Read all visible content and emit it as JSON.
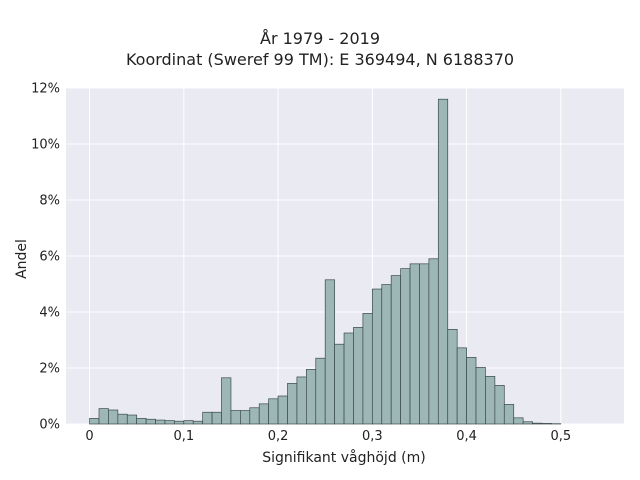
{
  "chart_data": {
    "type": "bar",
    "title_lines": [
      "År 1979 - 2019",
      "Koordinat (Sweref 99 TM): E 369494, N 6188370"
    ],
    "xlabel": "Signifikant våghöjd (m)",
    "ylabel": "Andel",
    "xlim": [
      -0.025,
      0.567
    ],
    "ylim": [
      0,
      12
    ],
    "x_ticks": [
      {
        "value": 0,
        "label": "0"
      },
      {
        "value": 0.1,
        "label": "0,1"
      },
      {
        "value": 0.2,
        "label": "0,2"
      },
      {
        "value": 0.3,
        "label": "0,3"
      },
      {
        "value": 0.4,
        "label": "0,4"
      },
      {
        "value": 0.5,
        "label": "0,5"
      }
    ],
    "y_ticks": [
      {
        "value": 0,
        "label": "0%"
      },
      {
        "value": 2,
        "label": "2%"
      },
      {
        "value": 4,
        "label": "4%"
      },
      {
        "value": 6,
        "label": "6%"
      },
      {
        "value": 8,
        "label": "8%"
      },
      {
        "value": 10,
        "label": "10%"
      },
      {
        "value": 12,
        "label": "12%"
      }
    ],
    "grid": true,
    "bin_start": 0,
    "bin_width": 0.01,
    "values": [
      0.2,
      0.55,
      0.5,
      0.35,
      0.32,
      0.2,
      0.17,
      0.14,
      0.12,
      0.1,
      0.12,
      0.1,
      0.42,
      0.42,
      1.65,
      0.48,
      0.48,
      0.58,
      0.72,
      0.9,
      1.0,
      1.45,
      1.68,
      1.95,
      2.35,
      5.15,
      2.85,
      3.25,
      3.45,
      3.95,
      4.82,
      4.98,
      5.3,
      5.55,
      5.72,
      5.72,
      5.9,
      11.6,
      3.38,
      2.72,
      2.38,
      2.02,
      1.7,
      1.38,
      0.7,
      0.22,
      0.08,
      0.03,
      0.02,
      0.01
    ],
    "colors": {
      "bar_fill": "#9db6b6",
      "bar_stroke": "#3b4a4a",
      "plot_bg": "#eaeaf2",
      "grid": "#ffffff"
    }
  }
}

++++++++++++++++++++

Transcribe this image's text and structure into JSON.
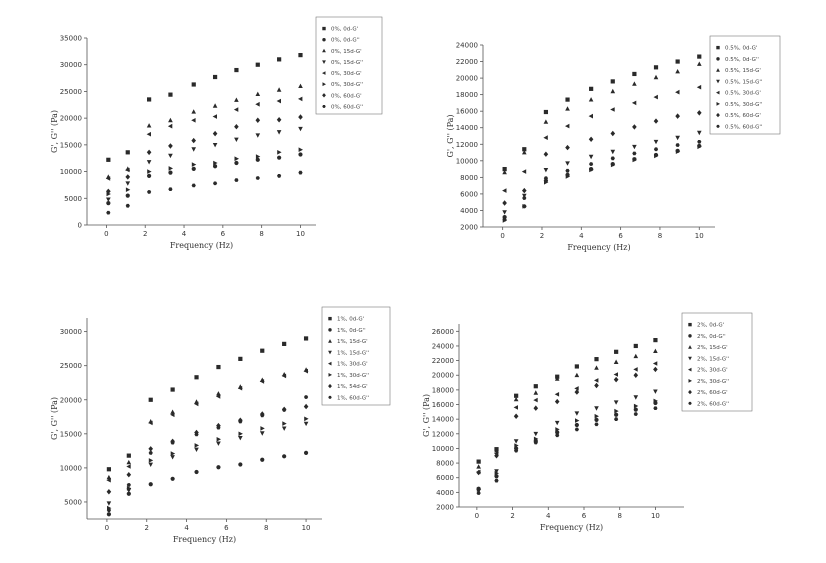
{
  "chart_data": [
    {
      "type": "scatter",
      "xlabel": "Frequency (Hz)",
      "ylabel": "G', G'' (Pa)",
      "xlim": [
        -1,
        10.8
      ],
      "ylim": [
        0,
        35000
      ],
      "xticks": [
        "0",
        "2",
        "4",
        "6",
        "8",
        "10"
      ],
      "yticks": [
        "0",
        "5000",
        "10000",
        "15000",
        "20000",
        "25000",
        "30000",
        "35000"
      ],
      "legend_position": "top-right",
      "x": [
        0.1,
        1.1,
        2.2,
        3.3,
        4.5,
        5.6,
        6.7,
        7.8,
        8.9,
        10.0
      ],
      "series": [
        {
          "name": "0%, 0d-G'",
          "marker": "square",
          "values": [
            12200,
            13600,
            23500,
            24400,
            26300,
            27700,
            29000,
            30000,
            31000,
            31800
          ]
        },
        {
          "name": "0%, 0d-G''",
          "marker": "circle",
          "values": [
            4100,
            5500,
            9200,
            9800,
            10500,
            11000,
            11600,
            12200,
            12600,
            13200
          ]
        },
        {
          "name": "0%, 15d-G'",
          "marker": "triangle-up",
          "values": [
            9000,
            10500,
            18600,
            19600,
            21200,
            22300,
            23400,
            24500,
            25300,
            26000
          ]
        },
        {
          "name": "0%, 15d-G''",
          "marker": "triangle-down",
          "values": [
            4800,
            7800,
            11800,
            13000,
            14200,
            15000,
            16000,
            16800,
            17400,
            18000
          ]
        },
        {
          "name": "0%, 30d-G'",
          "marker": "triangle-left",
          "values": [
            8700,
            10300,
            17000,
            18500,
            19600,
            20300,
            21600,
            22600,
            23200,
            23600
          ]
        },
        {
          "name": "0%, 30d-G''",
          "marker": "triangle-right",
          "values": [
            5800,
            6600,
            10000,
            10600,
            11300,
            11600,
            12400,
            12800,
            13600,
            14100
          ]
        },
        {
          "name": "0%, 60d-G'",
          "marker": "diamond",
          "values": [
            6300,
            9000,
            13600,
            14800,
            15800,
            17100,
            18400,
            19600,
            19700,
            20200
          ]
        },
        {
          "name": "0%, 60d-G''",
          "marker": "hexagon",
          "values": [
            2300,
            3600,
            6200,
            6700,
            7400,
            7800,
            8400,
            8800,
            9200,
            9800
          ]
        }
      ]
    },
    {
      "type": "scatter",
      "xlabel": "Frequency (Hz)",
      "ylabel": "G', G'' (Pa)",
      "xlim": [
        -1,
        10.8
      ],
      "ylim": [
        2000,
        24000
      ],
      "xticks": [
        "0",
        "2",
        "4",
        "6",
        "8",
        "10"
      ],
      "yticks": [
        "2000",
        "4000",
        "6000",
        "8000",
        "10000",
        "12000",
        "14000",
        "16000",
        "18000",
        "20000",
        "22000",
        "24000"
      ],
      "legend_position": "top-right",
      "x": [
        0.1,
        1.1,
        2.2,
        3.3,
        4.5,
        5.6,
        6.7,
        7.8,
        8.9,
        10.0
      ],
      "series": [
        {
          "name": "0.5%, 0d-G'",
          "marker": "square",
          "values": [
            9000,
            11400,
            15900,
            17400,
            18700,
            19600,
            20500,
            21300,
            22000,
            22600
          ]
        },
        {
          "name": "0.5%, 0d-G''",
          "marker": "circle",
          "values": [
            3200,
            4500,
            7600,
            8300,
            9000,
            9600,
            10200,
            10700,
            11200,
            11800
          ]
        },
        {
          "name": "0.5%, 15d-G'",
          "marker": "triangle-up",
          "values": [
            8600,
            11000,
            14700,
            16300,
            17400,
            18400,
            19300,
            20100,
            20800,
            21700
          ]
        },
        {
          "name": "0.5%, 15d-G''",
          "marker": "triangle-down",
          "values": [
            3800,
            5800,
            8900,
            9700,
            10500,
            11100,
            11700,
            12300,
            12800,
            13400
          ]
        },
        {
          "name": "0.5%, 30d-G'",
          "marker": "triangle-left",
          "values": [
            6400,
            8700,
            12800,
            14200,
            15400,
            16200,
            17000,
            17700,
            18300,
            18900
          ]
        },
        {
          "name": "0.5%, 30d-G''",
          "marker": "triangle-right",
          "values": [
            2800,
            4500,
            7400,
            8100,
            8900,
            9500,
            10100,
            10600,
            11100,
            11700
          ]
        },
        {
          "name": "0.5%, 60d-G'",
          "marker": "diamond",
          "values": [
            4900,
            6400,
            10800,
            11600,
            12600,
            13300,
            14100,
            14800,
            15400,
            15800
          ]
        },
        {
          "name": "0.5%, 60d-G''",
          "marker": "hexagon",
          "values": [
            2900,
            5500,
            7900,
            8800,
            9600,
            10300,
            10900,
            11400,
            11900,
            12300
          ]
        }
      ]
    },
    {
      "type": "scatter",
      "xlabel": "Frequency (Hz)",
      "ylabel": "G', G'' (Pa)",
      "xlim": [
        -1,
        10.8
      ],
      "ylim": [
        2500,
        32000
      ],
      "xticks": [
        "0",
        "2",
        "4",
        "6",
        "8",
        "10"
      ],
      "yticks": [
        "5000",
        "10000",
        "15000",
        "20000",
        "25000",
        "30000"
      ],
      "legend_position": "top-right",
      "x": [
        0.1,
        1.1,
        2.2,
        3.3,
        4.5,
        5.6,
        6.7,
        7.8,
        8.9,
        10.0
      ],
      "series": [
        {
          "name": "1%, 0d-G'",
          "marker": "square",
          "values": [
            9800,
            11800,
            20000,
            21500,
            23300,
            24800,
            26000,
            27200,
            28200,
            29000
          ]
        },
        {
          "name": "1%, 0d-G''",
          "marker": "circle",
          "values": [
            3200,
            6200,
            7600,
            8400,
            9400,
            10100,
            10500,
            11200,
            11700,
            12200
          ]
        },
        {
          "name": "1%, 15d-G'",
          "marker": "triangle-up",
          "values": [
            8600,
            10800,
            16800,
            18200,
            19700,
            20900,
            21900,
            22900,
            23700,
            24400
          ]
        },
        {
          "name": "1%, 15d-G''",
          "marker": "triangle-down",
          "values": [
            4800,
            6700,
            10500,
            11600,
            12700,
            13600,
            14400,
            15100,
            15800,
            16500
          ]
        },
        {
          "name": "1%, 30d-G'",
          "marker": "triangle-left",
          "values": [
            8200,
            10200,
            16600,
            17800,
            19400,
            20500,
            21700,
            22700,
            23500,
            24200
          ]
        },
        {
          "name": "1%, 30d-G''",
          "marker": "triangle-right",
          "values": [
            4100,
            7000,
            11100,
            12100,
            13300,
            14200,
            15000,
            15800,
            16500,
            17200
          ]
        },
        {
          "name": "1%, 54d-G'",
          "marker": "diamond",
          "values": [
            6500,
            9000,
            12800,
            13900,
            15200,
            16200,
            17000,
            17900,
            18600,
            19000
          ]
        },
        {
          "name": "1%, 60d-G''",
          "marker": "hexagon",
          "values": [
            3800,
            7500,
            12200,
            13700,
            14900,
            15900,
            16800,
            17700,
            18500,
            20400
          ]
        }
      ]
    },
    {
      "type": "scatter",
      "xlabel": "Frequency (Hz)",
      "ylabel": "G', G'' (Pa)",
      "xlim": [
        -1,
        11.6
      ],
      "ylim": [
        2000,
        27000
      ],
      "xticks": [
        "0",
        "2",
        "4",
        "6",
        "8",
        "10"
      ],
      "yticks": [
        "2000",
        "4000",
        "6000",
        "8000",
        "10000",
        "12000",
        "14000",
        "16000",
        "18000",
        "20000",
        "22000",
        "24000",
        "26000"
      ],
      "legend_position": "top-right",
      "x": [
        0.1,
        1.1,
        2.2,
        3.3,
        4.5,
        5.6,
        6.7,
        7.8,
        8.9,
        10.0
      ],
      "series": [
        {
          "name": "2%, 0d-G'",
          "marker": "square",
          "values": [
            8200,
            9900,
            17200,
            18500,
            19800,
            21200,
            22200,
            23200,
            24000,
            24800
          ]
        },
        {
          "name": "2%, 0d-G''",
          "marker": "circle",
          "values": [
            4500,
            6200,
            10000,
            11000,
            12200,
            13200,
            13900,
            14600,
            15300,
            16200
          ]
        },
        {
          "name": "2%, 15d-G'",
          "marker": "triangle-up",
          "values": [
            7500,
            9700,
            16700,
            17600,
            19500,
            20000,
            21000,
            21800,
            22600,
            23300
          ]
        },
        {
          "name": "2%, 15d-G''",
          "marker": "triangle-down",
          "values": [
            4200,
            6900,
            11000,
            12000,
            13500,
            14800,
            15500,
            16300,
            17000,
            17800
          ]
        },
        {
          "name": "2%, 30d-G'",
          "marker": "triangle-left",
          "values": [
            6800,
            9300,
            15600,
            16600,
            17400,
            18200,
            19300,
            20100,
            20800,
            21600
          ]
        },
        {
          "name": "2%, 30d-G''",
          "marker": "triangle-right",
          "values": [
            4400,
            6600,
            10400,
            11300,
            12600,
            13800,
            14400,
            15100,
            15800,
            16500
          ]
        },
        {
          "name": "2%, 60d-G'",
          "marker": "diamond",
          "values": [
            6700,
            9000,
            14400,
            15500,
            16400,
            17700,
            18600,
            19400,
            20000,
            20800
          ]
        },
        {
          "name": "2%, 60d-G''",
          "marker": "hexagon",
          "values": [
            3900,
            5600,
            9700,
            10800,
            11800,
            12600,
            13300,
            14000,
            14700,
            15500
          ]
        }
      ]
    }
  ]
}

++++++++++++++++++++

Pull out all lines in the data above that include "JSON".

Read all visible content and emit it as JSON.
Transcribe this image's text and structure into JSON.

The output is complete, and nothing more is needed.